- DOCUMENT PASSAGE:
______

Checco is a young Apulian entrepreneur dreamer who has opened a sushi restaurant in his town Spinazzola. However, after one month, the restaurant goes bankrupt and he chooses to emigrate to Africa to escape from debt. Here he adapts to being a waiter in a resort in Kenya, but at the outbreak of a civil war he decides to embark on a stowaway trip on a boat for migrants to Europe and chooses to do it with his African friends. However, he would not like to return to Italy, but rather to go to Liechtenstein where banking secrecy is in force and there is a lower tax burden than in Italy.

______

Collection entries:
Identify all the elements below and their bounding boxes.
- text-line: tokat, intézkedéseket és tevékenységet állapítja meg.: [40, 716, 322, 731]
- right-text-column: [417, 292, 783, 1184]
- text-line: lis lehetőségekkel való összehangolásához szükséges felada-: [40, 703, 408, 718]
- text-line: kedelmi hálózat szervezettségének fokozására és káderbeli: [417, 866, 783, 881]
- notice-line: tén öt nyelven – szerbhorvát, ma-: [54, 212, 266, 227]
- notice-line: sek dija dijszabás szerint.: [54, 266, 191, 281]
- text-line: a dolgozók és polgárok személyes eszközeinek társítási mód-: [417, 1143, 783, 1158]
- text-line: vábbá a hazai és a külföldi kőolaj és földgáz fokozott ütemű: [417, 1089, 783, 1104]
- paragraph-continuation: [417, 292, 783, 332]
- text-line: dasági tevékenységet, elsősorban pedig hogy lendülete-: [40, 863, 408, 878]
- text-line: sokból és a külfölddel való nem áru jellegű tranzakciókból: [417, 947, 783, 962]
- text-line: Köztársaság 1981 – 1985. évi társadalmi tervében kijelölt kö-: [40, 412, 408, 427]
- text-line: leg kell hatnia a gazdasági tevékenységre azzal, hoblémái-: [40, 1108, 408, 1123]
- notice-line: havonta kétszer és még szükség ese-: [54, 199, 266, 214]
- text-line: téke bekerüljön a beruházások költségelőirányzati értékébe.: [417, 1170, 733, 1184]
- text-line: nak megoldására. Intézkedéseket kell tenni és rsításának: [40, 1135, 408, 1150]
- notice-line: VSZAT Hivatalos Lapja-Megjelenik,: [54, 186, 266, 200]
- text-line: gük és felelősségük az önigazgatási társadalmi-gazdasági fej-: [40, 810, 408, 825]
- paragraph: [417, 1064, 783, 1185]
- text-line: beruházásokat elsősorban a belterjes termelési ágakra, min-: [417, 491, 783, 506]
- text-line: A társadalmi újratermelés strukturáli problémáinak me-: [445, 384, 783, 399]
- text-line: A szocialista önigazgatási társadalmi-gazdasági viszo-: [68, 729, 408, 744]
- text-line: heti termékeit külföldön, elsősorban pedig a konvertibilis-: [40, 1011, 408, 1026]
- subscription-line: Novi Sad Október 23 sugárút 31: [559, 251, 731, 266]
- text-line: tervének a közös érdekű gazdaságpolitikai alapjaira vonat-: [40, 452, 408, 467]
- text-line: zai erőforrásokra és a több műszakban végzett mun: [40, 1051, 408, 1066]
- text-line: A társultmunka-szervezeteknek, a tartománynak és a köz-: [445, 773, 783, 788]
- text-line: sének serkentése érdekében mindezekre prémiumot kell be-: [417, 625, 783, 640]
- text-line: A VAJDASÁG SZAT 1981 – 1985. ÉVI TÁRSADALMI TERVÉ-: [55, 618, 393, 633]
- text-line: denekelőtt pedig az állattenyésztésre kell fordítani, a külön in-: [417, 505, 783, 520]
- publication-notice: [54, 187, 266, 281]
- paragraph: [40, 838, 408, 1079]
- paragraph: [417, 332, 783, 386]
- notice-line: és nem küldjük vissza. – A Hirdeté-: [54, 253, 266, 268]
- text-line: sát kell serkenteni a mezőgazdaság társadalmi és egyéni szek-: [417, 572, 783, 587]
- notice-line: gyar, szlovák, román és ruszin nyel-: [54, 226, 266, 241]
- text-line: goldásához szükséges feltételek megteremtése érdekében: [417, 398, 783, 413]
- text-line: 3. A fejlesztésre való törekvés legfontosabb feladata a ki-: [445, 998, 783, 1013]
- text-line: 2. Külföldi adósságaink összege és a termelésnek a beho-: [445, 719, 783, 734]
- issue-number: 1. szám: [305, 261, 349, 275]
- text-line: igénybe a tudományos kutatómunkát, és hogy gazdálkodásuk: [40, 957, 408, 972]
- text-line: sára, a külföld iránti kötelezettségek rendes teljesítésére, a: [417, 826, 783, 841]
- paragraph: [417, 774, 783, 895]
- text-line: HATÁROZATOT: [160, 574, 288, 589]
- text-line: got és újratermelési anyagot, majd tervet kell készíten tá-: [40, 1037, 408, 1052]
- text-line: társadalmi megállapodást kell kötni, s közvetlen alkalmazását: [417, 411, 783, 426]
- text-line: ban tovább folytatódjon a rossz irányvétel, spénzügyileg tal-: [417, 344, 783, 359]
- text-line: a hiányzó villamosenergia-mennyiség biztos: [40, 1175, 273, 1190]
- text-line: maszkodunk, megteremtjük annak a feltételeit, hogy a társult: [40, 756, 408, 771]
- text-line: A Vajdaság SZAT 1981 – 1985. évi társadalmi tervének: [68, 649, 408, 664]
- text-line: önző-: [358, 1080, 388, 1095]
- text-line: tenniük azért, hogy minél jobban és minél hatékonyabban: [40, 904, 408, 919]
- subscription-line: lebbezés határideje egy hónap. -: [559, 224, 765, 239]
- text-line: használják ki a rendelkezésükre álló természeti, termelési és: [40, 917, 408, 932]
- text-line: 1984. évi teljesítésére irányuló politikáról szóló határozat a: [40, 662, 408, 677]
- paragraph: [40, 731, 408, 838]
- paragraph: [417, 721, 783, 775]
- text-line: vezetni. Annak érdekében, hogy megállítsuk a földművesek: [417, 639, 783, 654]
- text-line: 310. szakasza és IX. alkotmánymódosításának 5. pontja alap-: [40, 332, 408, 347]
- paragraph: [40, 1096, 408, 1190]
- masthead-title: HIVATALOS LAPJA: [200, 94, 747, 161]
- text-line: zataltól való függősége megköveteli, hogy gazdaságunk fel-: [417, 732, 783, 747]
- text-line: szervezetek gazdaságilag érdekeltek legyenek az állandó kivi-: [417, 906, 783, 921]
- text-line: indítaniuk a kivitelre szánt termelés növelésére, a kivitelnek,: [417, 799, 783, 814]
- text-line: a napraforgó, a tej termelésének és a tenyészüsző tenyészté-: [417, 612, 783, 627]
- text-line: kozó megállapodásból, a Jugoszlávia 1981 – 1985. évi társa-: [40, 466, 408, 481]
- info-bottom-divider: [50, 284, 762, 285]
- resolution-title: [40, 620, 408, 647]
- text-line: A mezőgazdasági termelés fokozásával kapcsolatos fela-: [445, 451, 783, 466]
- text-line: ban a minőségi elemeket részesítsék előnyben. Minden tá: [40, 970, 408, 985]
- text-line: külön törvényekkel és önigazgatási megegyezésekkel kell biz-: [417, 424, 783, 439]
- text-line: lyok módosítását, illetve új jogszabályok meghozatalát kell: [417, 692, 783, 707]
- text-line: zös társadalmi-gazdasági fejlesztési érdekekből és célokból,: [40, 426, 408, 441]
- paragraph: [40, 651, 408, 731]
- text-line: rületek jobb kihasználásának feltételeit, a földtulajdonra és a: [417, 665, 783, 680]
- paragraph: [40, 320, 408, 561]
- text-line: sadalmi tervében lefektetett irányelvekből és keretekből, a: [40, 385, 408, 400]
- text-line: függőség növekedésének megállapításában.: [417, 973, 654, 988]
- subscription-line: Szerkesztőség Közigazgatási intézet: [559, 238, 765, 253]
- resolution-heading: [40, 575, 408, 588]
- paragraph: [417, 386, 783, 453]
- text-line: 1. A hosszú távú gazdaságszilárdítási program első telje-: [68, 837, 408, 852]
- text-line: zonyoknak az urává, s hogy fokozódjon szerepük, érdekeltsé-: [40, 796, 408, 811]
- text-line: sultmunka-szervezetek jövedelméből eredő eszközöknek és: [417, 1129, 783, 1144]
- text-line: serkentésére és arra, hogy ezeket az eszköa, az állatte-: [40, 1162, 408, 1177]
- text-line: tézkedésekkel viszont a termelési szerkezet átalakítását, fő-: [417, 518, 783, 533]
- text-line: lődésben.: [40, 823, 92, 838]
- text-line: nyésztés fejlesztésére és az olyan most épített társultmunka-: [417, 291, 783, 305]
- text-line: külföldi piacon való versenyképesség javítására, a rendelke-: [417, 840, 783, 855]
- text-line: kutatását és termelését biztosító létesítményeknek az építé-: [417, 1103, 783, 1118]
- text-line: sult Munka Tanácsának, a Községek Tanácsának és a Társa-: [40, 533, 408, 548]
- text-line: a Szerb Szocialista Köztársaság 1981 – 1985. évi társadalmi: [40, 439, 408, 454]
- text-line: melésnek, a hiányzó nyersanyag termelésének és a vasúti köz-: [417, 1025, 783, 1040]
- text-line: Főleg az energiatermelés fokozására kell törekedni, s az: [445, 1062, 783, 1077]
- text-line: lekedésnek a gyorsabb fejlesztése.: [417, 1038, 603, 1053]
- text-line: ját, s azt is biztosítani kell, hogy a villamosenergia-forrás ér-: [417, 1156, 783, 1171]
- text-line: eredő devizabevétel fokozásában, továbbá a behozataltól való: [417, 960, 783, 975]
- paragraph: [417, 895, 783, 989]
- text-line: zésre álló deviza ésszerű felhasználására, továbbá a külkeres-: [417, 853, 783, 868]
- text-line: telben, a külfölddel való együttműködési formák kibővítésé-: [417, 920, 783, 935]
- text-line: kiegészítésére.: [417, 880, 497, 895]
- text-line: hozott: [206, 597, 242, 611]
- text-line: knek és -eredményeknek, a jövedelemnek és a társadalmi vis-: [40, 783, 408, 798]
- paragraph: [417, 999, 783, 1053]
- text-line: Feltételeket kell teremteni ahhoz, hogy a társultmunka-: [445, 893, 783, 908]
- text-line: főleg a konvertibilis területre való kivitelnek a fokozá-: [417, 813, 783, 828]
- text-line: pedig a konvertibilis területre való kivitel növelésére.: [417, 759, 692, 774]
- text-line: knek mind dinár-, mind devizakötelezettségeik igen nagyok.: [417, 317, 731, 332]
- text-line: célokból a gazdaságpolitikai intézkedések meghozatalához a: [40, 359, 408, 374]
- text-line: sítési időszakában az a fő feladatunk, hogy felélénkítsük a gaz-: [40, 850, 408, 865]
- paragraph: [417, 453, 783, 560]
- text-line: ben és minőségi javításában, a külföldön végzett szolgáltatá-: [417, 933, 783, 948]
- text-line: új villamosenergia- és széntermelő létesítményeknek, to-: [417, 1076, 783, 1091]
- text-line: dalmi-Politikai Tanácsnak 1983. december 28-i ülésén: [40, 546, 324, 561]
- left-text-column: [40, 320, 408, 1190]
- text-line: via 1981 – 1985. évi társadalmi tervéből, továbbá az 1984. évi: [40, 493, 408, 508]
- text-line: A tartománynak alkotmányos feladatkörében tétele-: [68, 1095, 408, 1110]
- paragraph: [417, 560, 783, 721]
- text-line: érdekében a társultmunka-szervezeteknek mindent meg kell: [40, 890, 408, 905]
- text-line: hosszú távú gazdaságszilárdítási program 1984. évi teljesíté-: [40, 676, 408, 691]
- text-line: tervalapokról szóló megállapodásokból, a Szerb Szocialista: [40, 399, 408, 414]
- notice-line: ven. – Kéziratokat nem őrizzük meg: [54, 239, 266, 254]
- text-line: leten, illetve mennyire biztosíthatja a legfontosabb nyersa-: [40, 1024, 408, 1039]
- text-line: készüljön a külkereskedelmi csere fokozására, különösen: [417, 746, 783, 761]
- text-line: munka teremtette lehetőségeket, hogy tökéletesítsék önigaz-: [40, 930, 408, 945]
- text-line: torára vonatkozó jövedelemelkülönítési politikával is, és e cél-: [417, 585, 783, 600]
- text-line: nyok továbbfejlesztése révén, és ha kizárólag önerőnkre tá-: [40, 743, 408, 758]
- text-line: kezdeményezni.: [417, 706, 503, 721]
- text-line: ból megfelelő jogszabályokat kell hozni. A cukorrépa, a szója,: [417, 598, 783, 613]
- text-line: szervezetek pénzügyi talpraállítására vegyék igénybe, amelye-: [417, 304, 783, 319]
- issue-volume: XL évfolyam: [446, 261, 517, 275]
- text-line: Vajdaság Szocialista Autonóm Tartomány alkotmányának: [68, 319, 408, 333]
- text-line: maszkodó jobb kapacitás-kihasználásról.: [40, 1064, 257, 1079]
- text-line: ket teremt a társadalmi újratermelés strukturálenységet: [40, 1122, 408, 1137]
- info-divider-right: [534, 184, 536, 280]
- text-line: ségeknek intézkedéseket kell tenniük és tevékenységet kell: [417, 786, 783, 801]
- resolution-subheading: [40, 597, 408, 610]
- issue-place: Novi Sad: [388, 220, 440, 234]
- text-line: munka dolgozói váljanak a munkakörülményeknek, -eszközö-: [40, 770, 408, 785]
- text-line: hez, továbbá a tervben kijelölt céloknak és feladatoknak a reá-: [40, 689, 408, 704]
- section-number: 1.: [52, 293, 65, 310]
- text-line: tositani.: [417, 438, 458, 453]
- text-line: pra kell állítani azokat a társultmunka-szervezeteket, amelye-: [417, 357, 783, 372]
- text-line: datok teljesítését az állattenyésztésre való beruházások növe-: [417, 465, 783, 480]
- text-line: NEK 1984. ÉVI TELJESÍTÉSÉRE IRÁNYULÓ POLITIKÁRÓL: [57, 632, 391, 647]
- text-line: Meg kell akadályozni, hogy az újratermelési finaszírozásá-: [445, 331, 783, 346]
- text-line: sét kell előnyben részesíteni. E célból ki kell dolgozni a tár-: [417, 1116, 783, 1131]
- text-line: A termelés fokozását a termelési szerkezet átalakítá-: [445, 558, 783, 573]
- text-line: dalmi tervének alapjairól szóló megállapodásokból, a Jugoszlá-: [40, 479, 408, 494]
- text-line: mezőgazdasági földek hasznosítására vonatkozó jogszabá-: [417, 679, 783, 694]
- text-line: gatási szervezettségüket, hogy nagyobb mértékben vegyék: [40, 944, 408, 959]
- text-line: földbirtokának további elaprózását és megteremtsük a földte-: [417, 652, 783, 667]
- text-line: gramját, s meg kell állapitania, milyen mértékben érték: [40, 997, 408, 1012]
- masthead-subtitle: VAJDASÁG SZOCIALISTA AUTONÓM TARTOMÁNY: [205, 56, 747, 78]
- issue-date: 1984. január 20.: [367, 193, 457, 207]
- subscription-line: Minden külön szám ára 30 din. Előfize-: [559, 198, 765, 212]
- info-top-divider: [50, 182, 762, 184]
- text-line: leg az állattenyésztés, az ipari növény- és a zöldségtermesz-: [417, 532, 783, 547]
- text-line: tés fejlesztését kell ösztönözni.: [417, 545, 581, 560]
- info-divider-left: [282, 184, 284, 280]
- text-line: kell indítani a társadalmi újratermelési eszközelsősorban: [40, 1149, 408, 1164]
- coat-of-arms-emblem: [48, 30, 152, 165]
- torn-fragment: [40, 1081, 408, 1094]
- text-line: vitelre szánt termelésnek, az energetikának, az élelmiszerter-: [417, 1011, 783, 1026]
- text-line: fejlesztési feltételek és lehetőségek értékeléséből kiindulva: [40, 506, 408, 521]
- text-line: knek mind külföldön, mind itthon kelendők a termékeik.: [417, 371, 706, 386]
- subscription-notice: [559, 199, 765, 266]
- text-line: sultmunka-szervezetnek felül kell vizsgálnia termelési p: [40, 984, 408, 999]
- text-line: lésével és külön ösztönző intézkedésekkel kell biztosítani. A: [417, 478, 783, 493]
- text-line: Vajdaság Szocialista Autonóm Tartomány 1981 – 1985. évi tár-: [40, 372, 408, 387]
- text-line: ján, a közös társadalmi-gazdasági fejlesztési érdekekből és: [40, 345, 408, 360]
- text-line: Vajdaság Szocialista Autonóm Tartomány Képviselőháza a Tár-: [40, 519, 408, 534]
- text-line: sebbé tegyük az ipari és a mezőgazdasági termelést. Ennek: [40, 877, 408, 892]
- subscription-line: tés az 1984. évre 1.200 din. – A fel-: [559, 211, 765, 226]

______

- WHAT YOU WILL DO:
Answer these questions about the plot summary about Checco:
(a) In which town did Checco open his sushi restaurant?
(b) Where does he work as a waiter after leaving Italy?
(c) Which country would he rather go to than return to Italy?

- RESULT OF THE TASK:
(a) Spinazzola
(b) At a resort in Kenya
(c) Liechtenstein